Dataset items

▼▼▼

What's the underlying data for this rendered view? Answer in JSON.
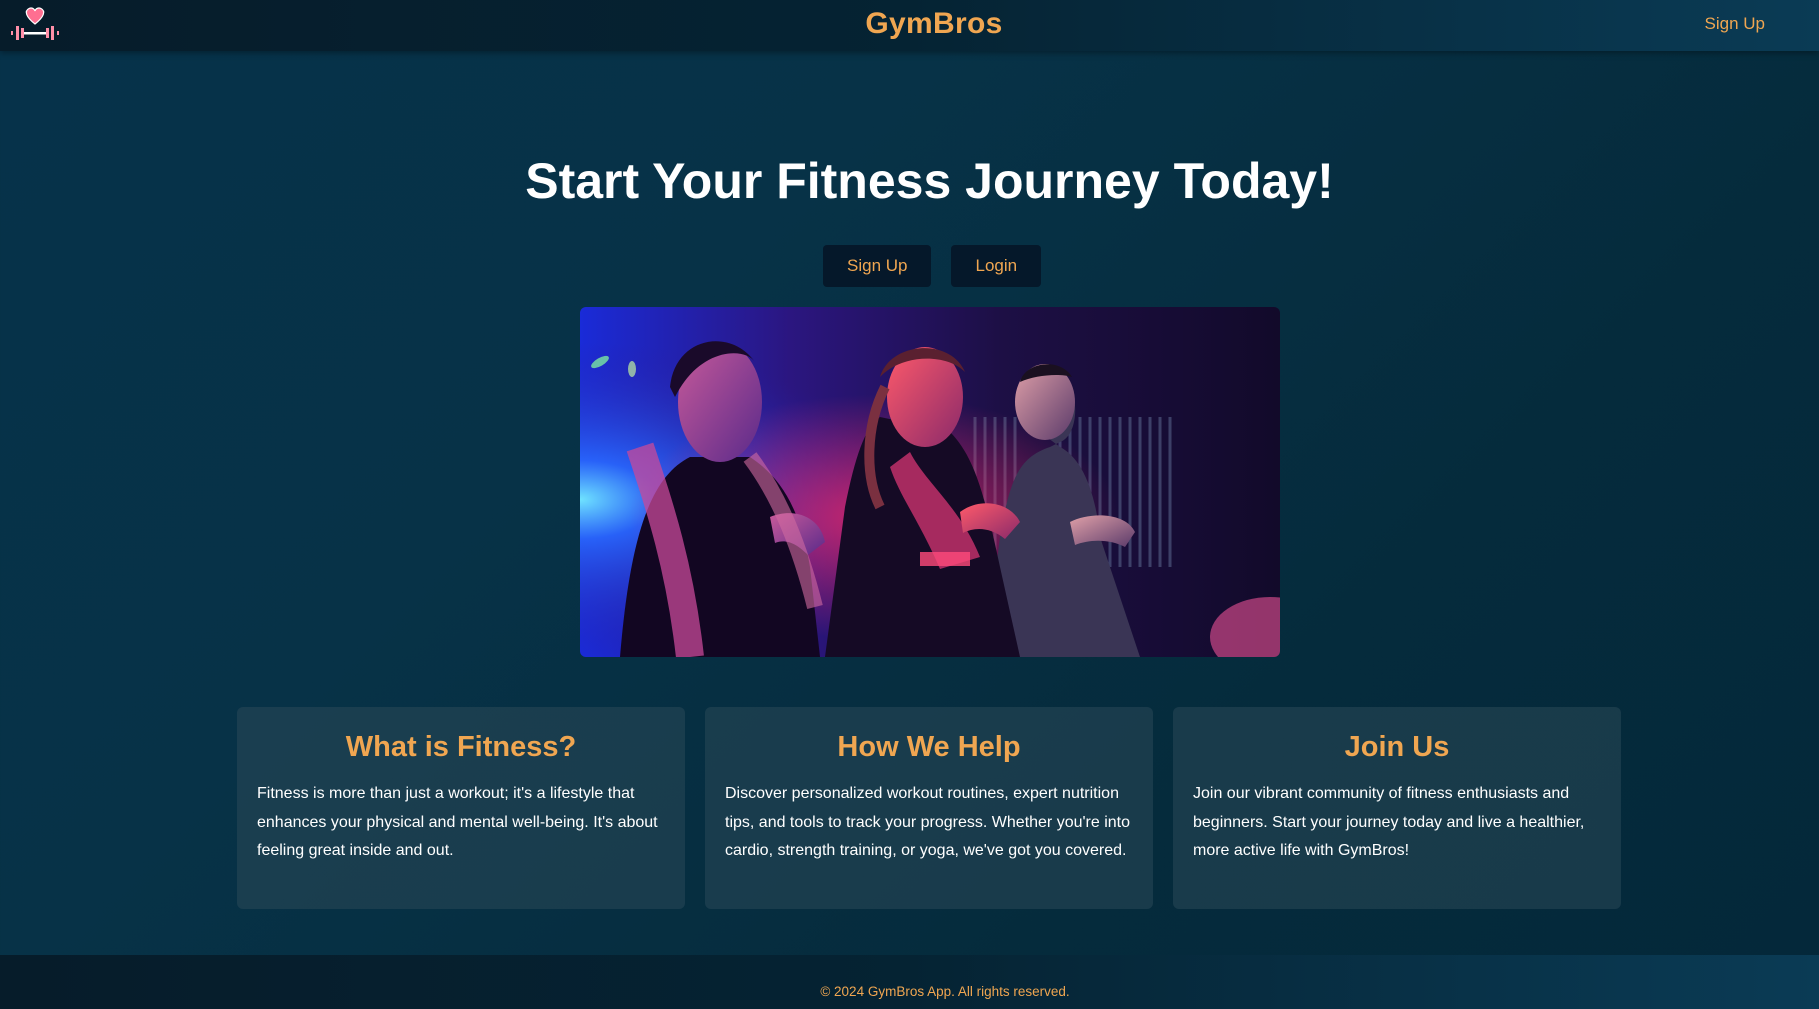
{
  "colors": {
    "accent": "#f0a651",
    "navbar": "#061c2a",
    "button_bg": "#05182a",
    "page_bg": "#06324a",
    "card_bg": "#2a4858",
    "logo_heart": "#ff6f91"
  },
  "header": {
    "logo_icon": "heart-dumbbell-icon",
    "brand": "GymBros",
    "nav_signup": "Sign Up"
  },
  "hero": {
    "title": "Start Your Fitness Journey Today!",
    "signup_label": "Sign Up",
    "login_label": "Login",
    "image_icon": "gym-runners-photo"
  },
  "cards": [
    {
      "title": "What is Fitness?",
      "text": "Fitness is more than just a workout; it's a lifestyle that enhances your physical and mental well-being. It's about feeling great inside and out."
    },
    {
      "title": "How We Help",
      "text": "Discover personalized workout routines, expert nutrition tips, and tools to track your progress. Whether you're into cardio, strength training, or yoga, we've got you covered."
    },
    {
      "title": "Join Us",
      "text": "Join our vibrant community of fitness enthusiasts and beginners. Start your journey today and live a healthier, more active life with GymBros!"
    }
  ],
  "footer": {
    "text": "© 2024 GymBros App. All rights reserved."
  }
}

▲▲▲

WRITTEN PROBLEM —
Reproduce the material word for word. Any pictures should be left out of the copy.

THE COMPLETED TASK —
What's the underlying data for this rendered view? Answer in JSON.
{
  "colors": {
    "accent": "#f0a651",
    "navbar": "#061c2a",
    "button_bg": "#05182a",
    "page_bg": "#06324a",
    "card_bg": "#2a4858",
    "logo_heart": "#ff6f91"
  },
  "header": {
    "logo_icon": "heart-dumbbell-icon",
    "brand": "GymBros",
    "nav_signup": "Sign Up"
  },
  "hero": {
    "title": "Start Your Fitness Journey Today!",
    "signup_label": "Sign Up",
    "login_label": "Login",
    "image_icon": "gym-runners-photo"
  },
  "cards": [
    {
      "title": "What is Fitness?",
      "text": "Fitness is more than just a workout; it's a lifestyle that enhances your physical and mental well-being. It's about feeling great inside and out."
    },
    {
      "title": "How We Help",
      "text": "Discover personalized workout routines, expert nutrition tips, and tools to track your progress. Whether you're into cardio, strength training, or yoga, we've got you covered."
    },
    {
      "title": "Join Us",
      "text": "Join our vibrant community of fitness enthusiasts and beginners. Start your journey today and live a healthier, more active life with GymBros!"
    }
  ],
  "footer": {
    "text": "© 2024 GymBros App. All rights reserved."
  }
}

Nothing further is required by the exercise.